## PASSAGE TO READ
==*==

Closed salma1601 closed 3 years ago

salma1601 commented 6 years ago

I am trying to illustrate the benefit of LedoitWolf vs EmpiricalCovariance in connectivity estimation, but when simulating multivariate Gaussian signals with a given true covariance I have the impression LedoitWolf underestimates the saliant patterns although the overall error is lower.

Example here with true covariance from fMRI data, left-right connections are on sub-diagonals and deviate from true values more with LedoitWolf

bthirion commented 6 years ago

Is the true matrix poorly conditioned ? If so, you expect the LW estimate to be quite poor. Interme of SSE LW is worse than empirical ? that would be suprising.

salma1601 commented 6 years ago

the true matrix has condition number 134. In term of SSE LW is better, I just don't like the fact that the left-right connections are better estimated with empirical

bthirion commented 6 years ago

Sure, but the l2 penalty is mercyless for meaningful details. What happens with less catastrophic conditioning of the true matrix (e.g. < 10) ?

salma1601 commented 6 years ago

SSE is much better for LW, but patterns estimation is even worse ! Now also the little blacks are better estimated with empirical, and left-right is worse

bthirion commented 3 years ago

No obvious solution to this issue.

==*==

## SUPPLIED MATERIAL
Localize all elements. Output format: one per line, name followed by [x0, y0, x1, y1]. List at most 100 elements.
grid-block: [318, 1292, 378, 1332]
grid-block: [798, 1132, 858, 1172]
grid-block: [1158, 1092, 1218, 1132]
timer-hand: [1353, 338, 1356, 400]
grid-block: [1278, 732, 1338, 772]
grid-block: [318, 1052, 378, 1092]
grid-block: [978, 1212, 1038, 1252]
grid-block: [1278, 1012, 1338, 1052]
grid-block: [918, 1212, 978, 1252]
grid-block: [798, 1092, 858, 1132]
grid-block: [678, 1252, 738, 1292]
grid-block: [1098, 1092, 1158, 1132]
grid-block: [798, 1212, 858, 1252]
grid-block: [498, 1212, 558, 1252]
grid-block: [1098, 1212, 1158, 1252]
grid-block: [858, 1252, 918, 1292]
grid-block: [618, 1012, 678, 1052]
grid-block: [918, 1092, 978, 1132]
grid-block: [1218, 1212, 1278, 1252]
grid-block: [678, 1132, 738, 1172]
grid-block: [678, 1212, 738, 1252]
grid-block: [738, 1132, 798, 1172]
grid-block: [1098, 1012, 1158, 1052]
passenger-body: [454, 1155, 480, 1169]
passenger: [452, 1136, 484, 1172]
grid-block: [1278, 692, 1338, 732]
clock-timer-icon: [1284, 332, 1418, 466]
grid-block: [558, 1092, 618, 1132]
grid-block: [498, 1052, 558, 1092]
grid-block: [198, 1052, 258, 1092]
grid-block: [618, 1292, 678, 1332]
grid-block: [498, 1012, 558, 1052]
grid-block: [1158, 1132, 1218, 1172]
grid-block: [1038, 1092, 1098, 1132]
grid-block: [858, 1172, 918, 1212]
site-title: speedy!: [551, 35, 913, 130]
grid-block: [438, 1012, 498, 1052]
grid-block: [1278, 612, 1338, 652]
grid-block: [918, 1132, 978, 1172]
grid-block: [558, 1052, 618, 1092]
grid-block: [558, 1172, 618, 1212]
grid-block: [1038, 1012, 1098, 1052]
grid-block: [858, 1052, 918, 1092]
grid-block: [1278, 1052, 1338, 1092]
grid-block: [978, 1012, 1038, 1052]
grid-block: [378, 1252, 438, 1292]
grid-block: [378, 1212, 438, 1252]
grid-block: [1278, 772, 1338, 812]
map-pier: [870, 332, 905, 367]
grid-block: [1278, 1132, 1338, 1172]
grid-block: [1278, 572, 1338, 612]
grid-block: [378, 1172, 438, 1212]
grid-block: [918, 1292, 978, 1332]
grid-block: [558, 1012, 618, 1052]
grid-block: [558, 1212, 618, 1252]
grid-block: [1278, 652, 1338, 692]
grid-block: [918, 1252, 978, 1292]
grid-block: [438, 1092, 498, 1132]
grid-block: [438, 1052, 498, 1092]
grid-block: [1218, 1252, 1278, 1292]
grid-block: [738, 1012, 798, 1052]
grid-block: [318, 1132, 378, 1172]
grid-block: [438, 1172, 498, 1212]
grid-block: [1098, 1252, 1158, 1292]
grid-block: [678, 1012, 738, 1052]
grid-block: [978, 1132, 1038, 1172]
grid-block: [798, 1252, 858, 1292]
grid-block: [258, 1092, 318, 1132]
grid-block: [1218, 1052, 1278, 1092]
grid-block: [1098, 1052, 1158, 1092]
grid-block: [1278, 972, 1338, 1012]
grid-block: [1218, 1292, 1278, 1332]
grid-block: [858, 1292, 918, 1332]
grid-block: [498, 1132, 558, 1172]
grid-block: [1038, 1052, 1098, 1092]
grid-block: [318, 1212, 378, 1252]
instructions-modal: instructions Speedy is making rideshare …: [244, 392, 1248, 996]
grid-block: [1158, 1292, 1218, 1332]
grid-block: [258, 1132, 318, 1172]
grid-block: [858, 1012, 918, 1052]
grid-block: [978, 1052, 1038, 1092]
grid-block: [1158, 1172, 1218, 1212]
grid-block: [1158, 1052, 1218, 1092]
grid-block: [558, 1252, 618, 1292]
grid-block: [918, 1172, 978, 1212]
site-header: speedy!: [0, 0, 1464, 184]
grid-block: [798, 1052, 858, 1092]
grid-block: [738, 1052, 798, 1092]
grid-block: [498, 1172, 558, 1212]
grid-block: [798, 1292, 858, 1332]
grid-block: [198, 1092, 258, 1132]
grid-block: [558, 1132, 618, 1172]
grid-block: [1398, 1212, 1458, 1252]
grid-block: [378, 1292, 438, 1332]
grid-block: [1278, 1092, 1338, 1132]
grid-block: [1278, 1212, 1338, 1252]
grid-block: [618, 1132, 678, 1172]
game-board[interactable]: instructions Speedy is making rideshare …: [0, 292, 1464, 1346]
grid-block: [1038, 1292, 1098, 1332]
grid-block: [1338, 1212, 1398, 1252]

==*==

## WORK INSTRUCTION 1
From the covariance thread, transcribe the part between "Is the true" and "would be suprising.", inclusive.
## WORK INSTRUCTION 2
Translate this sentence from the covariance thread into Spanish: "No obvious solution to this issue."

## EXERCISE RESULT 1
Is the true matrix poorly conditioned ? If so, you expect the LW estimate to be quite poor. Interme of SSE LW is worse than empirical ? that would be suprising.

## EXERCISE RESULT 2
No hay una solución evidente para este problema.